LISTED ENTRIES:

-------

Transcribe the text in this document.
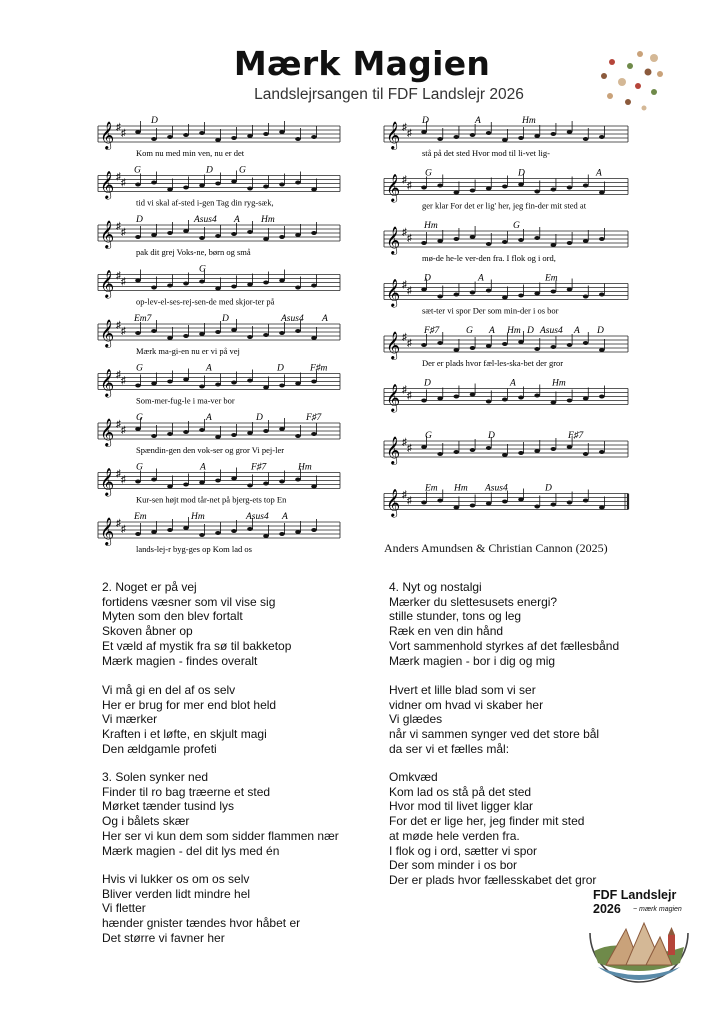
Mærk Magien
Landslejrsangen til FDF Landslejr 2026
𝄞 ♯
♯
D
Kom nu med min ven, nu er det
𝄞 ♯
♯
G	D	G
tid vi skal af-sted i-gen Tag din ryg-sæk,
𝄞 ♯
♯
D	Asus4 A Hm
pak dit grej Voks-ne, børn og små
𝄞 ♯
♯
G
op-lev-el-ses-rej-sen-de med skjor-ter på
𝄞 ♯
♯
Em7	D	Asus4 A
Mærk ma-gi-en nu er vi på vej
𝄞 ♯
♯
G	A	D	F♯m
Som-mer-fug-le i ma-ver bor
𝄞 ♯
♯
G	A	D	F♯7
Spændin-gen den vok-ser og gror Vi pej-ler
𝄞 ♯
♯
G	A	F♯7	Hm
Kur-sen højt mod tår-net på bjerg-ets top En
𝄞 ♯
♯
Em	Hm	Asus4 A
lands-lej-r byg-ges op Kom lad os
𝄞 ♯
♯
D	A	Hm
stå på det sted Hvor mod til li-vet lig-
𝄞 ♯
♯
G	D	A
ger klar For det er lig' her, jeg fin-der mit sted at
𝄞 ♯
♯
Hm	G
mø-de he-le ver-den fra. I flok og i ord,
𝄞 ♯
♯
D	A	Em
sæt-ter vi spor Der som min-der i os bor
𝄞 ♯
♯
F♯7	G A Hm D Asus4 A D
Der er plads hvor fæl-les-ska-bet der gror
𝄞 ♯
♯
D	A	Hm
𝄞 ♯
♯
G	D	F♯7
𝄞 ♯
♯
Em Hm Asus4	D
Anders Amundsen & Christian Cannon (2025)
2. Noget er på vej
fortidens væsner som vil vise sig
Myten som den blev fortalt
Skoven åbner op
Et væld af mystik fra sø til bakketop
Mærk magien - findes overalt
Vi må gi en del af os selv
Her er brug for mer end blot held
Vi mærker
Kraften i et løfte, en skjult magi
Den ældgamle profeti
3. Solen synker ned
Finder til ro bag træerne et sted
Mørket tænder tusind lys
Og i bålets skær
Her ser vi kun dem som sidder flammen nær
Mærk magien - del dit lys med én
Hvis vi lukker os om os selv
Bliver verden lidt mindre hel
Vi fletter
hænder gnister tændes hvor håbet er
Det større vi favner her
4. Nyt og nostalgi
Mærker du slettesusets energi?
stille stunder, tons og leg
Ræk en ven din hånd
Vort sammenhold styrkes af det fællesbånd
Mærk magien - bor i dig og mig
Hvert et lille blad som vi ser
vidner om hvad vi skaber her
Vi glædes
når vi sammen synger ved det store bål
da ser vi et fælles mål:
Omkvæd
Kom lad os stå på det sted
Hvor mod til livet ligger klar
For det er lige her, jeg finder mit sted
at møde hele verden fra.
I flok og i ord, sætter vi spor
Der som minder i os bor
Der er plads hvor fællesskabet det gror
FDF Landslejr
2026 ~ mærk magien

-------

PROBLEM TO SOLVE: Repeat the full listing above exactly, with no pictures in the copy.

OUTPUT BELOW:
Transcribe the text in this document.
Mærk Magien
Landslejrsangen til FDF Landslejr 2026
𝄞 ♯
♯
D
Kom nu med min ven, nu er det
𝄞 ♯
♯
G	D	G
tid vi skal af-sted i-gen Tag din ryg-sæk,
𝄞 ♯
♯
D	Asus4 A Hm
pak dit grej Voks-ne, børn og små
𝄞 ♯
♯
G
op-lev-el-ses-rej-sen-de med skjor-ter på
𝄞 ♯
♯
Em7	D	Asus4 A
Mærk ma-gi-en nu er vi på vej
𝄞 ♯
♯
G	A	D	F♯m
Som-mer-fug-le i ma-ver bor
𝄞 ♯
♯
G	A	D	F♯7
Spændin-gen den vok-ser og gror Vi pej-ler
𝄞 ♯
♯
G	A	F♯7	Hm
Kur-sen højt mod tår-net på bjerg-ets top En
𝄞 ♯
♯
Em	Hm	Asus4 A
lands-lej-r byg-ges op Kom lad os
𝄞 ♯
♯
D	A	Hm
stå på det sted Hvor mod til li-vet lig-
𝄞 ♯
♯
G	D	A
ger klar For det er lig' her, jeg fin-der mit sted at
𝄞 ♯
♯
Hm	G
mø-de he-le ver-den fra. I flok og i ord,
𝄞 ♯
♯
D	A	Em
sæt-ter vi spor Der som min-der i os bor
𝄞 ♯
♯
F♯7	G A Hm D Asus4 A D
Der er plads hvor fæl-les-ska-bet der gror
𝄞 ♯
♯
D	A	Hm
𝄞 ♯
♯
G	D	F♯7
𝄞 ♯
♯
Em Hm Asus4	D
Anders Amundsen & Christian Cannon (2025)
2. Noget er på vej
fortidens væsner som vil vise sig
Myten som den blev fortalt
Skoven åbner op
Et væld af mystik fra sø til bakketop
Mærk magien - findes overalt
Vi må gi en del af os selv
Her er brug for mer end blot held
Vi mærker
Kraften i et løfte, en skjult magi
Den ældgamle profeti
3. Solen synker ned
Finder til ro bag træerne et sted
Mørket tænder tusind lys
Og i bålets skær
Her ser vi kun dem som sidder flammen nær
Mærk magien - del dit lys med én
Hvis vi lukker os om os selv
Bliver verden lidt mindre hel
Vi fletter
hænder gnister tændes hvor håbet er
Det større vi favner her
4. Nyt og nostalgi
Mærker du slettesusets energi?
stille stunder, tons og leg
Ræk en ven din hånd
Vort sammenhold styrkes af det fællesbånd
Mærk magien - bor i dig og mig
Hvert et lille blad som vi ser
vidner om hvad vi skaber her
Vi glædes
når vi sammen synger ved det store bål
da ser vi et fælles mål:
Omkvæd
Kom lad os stå på det sted
Hvor mod til livet ligger klar
For det er lige her, jeg finder mit sted
at møde hele verden fra.
I flok og i ord, sætter vi spor
Der som minder i os bor
Der er plads hvor fællesskabet det gror
FDF Landslejr
2026 ~ mærk magien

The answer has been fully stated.